▶ Problem to work on
Reproduce the records below in full and word for word, excluding pictures.

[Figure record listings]
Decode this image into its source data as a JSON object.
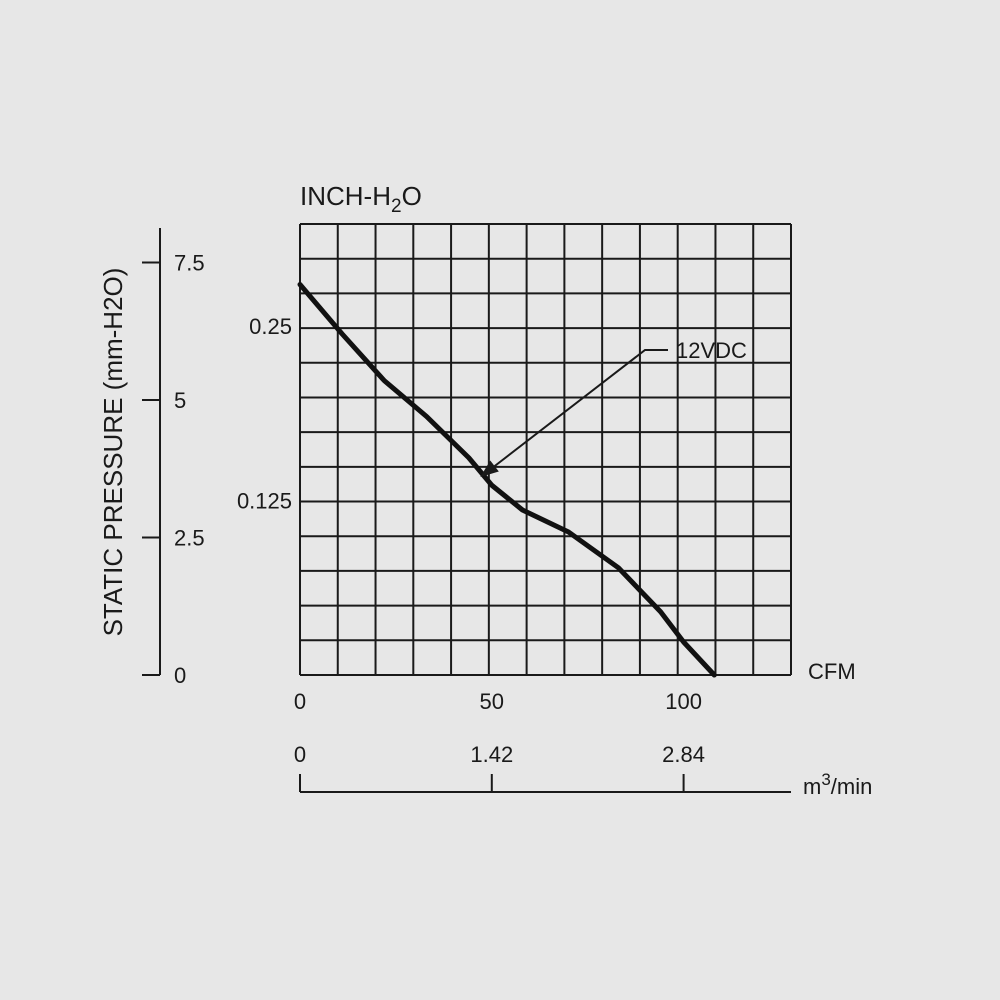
{
  "chart_data": {
    "type": "line",
    "title": "",
    "xlabel": "CFM",
    "x2label": "m3/min",
    "x2label_base": "m",
    "x2label_sup": "3",
    "x2label_rest": "/min",
    "ylabel": "STATIC PRESSURE (mm-H2O)",
    "y2label": "INCH-H2O",
    "y2label_base": "INCH-H",
    "y2label_sub": "2",
    "y2label_rest": "O",
    "xlim": [
      0,
      128
    ],
    "ylim": [
      0,
      8.2
    ],
    "grid": true,
    "x_ticks": [
      "0",
      "50",
      "100"
    ],
    "x_tick_values": [
      0,
      50,
      100
    ],
    "x2_ticks": [
      "0",
      "1.42",
      "2.84"
    ],
    "x2_tick_values": [
      0,
      1.42,
      2.84
    ],
    "y_ticks": [
      "0",
      "2.5",
      "5",
      "7.5"
    ],
    "y_tick_values": [
      0,
      2.5,
      5,
      7.5
    ],
    "y2_ticks": [
      "0.125",
      "0.25"
    ],
    "y2_tick_values": [
      0.125,
      0.25
    ],
    "series": [
      {
        "name": "12VDC",
        "x": [
          0,
          11,
          22,
          33,
          44,
          50,
          58,
          70,
          83,
          94,
          100,
          108
        ],
        "y": [
          7.1,
          6.2,
          5.35,
          4.7,
          3.95,
          3.45,
          3.0,
          2.6,
          1.95,
          1.15,
          0.6,
          0.0
        ]
      }
    ],
    "annotations": [
      {
        "text": "12VDC",
        "target_x": 47,
        "target_y": 3.6
      }
    ]
  }
}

▶ Written answer
Decode this image into its source data as a JSON object.
{
  "chart_data": {
    "type": "line",
    "title": "",
    "xlabel": "CFM",
    "x2label": "m3/min",
    "x2label_base": "m",
    "x2label_sup": "3",
    "x2label_rest": "/min",
    "ylabel": "STATIC PRESSURE (mm-H2O)",
    "y2label": "INCH-H2O",
    "y2label_base": "INCH-H",
    "y2label_sub": "2",
    "y2label_rest": "O",
    "xlim": [
      0,
      128
    ],
    "ylim": [
      0,
      8.2
    ],
    "grid": true,
    "x_ticks": [
      "0",
      "50",
      "100"
    ],
    "x_tick_values": [
      0,
      50,
      100
    ],
    "x2_ticks": [
      "0",
      "1.42",
      "2.84"
    ],
    "x2_tick_values": [
      0,
      1.42,
      2.84
    ],
    "y_ticks": [
      "0",
      "2.5",
      "5",
      "7.5"
    ],
    "y_tick_values": [
      0,
      2.5,
      5,
      7.5
    ],
    "y2_ticks": [
      "0.125",
      "0.25"
    ],
    "y2_tick_values": [
      0.125,
      0.25
    ],
    "series": [
      {
        "name": "12VDC",
        "x": [
          0,
          11,
          22,
          33,
          44,
          50,
          58,
          70,
          83,
          94,
          100,
          108
        ],
        "y": [
          7.1,
          6.2,
          5.35,
          4.7,
          3.95,
          3.45,
          3.0,
          2.6,
          1.95,
          1.15,
          0.6,
          0.0
        ]
      }
    ],
    "annotations": [
      {
        "text": "12VDC",
        "target_x": 47,
        "target_y": 3.6
      }
    ]
  }
}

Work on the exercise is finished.